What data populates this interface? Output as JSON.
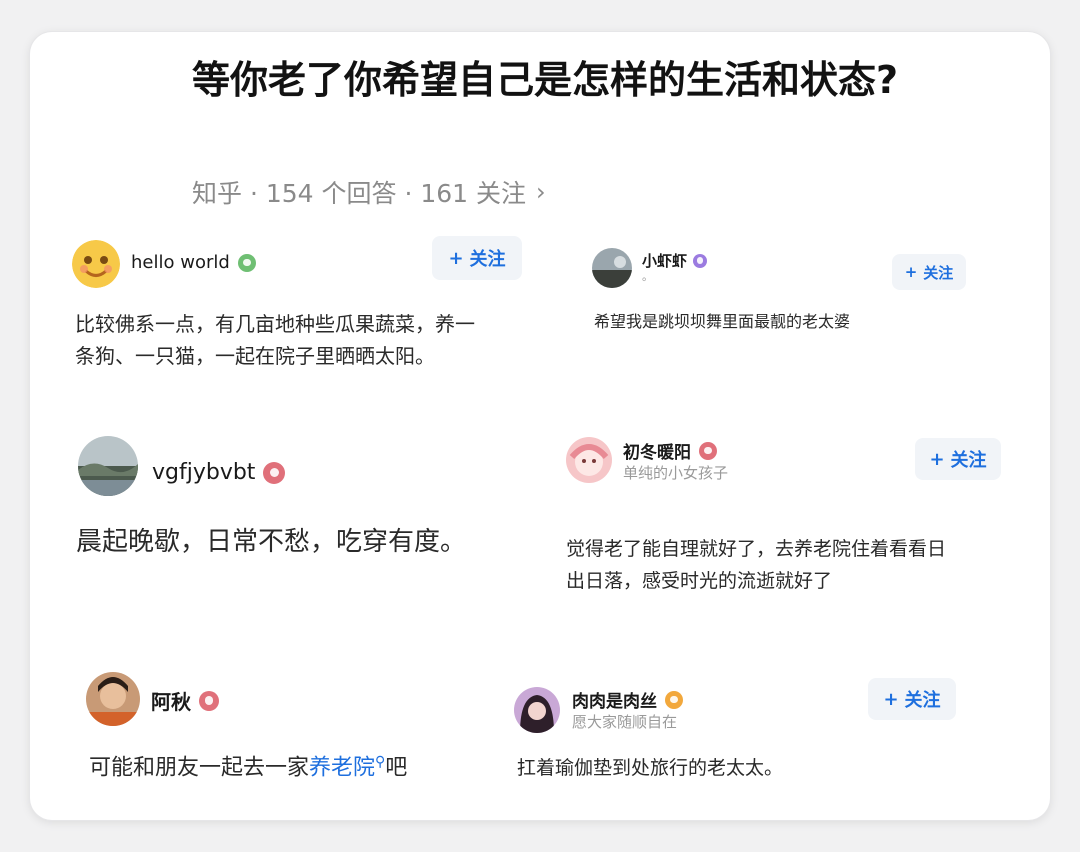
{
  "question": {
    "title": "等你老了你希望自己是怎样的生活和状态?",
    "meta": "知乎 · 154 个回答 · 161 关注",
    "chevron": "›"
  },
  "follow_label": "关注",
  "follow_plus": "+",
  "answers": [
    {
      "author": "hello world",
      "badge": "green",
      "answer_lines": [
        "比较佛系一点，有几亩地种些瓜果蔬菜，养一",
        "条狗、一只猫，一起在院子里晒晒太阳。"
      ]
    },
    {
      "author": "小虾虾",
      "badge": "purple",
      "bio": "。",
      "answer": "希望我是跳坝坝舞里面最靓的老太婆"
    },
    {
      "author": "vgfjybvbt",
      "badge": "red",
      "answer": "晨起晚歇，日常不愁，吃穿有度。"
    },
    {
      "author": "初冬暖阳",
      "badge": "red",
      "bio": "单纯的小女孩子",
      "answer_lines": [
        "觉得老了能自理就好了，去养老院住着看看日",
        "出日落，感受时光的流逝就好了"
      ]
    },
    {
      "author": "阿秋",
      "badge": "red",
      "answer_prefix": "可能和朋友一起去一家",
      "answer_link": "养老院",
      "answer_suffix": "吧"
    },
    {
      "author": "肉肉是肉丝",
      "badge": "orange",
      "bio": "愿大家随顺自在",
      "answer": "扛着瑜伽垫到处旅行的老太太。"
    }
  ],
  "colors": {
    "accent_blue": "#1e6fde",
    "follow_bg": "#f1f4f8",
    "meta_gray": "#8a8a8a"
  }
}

What is asked
Reproduce the entries exactly. Do not carry over any picture.

Solved exercise
What data populates this interface? Output as JSON.
{
  "question": {
    "title": "等你老了你希望自己是怎样的生活和状态?",
    "meta": "知乎 · 154 个回答 · 161 关注",
    "chevron": "›"
  },
  "follow_label": "关注",
  "follow_plus": "+",
  "answers": [
    {
      "author": "hello world",
      "badge": "green",
      "answer_lines": [
        "比较佛系一点，有几亩地种些瓜果蔬菜，养一",
        "条狗、一只猫，一起在院子里晒晒太阳。"
      ]
    },
    {
      "author": "小虾虾",
      "badge": "purple",
      "bio": "。",
      "answer": "希望我是跳坝坝舞里面最靓的老太婆"
    },
    {
      "author": "vgfjybvbt",
      "badge": "red",
      "answer": "晨起晚歇，日常不愁，吃穿有度。"
    },
    {
      "author": "初冬暖阳",
      "badge": "red",
      "bio": "单纯的小女孩子",
      "answer_lines": [
        "觉得老了能自理就好了，去养老院住着看看日",
        "出日落，感受时光的流逝就好了"
      ]
    },
    {
      "author": "阿秋",
      "badge": "red",
      "answer_prefix": "可能和朋友一起去一家",
      "answer_link": "养老院",
      "answer_suffix": "吧"
    },
    {
      "author": "肉肉是肉丝",
      "badge": "orange",
      "bio": "愿大家随顺自在",
      "answer": "扛着瑜伽垫到处旅行的老太太。"
    }
  ],
  "colors": {
    "accent_blue": "#1e6fde",
    "follow_bg": "#f1f4f8",
    "meta_gray": "#8a8a8a"
  }
}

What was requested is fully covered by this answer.